Figure data in JSON:
++++

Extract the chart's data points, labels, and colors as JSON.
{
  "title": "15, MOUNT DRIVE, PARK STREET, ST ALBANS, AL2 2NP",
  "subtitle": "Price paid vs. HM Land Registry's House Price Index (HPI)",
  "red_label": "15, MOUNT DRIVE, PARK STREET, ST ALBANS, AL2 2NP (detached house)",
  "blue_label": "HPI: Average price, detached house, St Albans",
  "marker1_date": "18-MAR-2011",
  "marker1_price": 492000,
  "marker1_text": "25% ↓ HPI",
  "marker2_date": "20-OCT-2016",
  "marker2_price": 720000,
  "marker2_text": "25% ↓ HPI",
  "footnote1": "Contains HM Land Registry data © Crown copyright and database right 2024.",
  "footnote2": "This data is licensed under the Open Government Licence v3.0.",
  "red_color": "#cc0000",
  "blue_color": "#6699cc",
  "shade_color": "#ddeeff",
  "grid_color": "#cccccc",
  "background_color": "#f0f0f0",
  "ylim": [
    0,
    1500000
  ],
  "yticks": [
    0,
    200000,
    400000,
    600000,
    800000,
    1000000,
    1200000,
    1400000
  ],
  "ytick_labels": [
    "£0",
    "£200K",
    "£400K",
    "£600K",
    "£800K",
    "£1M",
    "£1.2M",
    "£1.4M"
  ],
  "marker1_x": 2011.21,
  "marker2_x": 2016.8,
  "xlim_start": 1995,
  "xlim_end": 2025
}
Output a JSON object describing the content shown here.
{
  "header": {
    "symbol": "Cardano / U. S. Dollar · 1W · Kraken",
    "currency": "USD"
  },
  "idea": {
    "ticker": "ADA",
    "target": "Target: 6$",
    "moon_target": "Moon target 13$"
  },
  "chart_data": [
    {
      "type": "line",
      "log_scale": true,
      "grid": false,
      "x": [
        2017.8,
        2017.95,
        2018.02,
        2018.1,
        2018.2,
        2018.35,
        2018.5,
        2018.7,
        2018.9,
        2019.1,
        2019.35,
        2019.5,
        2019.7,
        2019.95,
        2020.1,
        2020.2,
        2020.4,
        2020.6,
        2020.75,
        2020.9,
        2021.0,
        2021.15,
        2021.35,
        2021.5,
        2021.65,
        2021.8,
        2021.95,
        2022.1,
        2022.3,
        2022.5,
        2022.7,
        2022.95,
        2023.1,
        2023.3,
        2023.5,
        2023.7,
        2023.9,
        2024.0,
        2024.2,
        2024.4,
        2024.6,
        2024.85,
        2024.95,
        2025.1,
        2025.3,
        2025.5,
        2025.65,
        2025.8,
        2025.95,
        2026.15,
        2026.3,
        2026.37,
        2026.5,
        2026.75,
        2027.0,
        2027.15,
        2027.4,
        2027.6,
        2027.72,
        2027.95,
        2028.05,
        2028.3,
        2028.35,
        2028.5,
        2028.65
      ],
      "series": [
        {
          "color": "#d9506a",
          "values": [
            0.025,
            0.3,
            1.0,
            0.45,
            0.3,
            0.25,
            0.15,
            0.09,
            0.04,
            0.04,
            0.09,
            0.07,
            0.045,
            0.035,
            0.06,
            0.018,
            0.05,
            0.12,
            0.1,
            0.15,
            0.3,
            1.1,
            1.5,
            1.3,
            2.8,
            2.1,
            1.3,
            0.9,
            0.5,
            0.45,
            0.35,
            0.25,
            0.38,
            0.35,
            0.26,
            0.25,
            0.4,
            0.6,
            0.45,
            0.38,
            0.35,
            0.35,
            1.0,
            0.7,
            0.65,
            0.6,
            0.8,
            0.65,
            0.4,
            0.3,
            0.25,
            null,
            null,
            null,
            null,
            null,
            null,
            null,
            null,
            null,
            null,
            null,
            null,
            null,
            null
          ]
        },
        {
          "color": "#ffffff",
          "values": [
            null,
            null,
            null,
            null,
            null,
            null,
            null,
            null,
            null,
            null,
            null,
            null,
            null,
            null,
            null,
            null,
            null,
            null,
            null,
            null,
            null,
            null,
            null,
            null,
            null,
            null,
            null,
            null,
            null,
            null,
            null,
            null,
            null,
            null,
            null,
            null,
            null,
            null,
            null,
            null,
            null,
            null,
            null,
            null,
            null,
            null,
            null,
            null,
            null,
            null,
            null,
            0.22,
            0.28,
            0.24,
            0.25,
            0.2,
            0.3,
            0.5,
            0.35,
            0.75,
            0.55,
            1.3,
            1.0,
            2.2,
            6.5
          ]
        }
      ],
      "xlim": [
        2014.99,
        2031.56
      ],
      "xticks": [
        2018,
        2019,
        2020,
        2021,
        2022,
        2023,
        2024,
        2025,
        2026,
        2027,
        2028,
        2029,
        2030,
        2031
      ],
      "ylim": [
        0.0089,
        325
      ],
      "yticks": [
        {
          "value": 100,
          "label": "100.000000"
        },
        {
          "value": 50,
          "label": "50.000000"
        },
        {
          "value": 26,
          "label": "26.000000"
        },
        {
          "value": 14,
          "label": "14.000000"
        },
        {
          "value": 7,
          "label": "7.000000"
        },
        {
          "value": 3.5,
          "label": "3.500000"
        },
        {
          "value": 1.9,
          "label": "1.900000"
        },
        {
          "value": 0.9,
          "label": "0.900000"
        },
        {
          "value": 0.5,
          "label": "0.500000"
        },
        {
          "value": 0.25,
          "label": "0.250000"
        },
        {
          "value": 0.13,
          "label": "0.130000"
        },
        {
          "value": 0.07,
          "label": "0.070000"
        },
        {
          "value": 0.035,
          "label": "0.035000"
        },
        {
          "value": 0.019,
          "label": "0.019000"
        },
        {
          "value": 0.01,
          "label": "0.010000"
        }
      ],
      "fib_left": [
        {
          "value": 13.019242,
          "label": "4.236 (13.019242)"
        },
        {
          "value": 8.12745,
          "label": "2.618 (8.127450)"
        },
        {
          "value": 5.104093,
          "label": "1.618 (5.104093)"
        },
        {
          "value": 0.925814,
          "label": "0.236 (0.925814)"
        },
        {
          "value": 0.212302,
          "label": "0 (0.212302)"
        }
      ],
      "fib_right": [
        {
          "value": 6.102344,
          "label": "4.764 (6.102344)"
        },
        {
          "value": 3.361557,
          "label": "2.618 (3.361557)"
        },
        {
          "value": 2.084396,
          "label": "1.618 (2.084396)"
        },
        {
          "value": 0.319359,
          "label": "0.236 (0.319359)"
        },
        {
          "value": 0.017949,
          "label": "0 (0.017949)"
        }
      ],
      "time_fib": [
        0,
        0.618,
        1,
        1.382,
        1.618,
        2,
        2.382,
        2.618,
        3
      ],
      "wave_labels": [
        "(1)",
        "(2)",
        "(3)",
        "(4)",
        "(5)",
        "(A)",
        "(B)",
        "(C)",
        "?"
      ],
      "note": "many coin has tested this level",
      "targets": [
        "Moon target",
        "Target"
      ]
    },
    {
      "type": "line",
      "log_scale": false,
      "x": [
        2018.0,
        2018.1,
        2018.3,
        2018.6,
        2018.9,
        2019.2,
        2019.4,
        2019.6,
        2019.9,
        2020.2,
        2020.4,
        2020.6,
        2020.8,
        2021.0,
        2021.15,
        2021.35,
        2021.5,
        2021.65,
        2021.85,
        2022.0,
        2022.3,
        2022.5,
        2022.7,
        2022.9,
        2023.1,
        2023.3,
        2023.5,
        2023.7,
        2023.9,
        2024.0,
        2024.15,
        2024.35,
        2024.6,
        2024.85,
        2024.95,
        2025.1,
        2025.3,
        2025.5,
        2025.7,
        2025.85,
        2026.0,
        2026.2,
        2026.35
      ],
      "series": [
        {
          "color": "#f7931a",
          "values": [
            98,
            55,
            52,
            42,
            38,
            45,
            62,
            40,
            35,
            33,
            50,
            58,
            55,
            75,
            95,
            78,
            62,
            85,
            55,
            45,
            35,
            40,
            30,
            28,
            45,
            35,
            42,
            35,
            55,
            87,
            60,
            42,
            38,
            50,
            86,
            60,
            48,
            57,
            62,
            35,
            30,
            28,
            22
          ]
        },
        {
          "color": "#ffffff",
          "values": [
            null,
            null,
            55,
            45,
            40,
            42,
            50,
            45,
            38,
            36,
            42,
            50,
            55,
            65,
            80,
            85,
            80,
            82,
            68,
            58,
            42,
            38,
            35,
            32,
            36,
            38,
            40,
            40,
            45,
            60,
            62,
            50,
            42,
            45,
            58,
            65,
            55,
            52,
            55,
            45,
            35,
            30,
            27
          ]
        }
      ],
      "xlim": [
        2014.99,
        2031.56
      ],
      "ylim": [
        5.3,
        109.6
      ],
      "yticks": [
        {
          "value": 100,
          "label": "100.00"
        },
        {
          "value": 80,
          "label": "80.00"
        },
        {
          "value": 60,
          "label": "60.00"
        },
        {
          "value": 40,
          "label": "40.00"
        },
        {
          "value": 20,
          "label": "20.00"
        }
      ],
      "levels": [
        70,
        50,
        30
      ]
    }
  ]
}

++++

#### [What you have to do]
Copy every line of the listing that includes the string "detached".

#### [Answer for this exercise]
  "red_label": "15, MOUNT DRIVE, PARK STREET, ST ALBANS, AL2 2NP (detached house)",
  "blue_label": "HPI: Average price, detached house, St Albans",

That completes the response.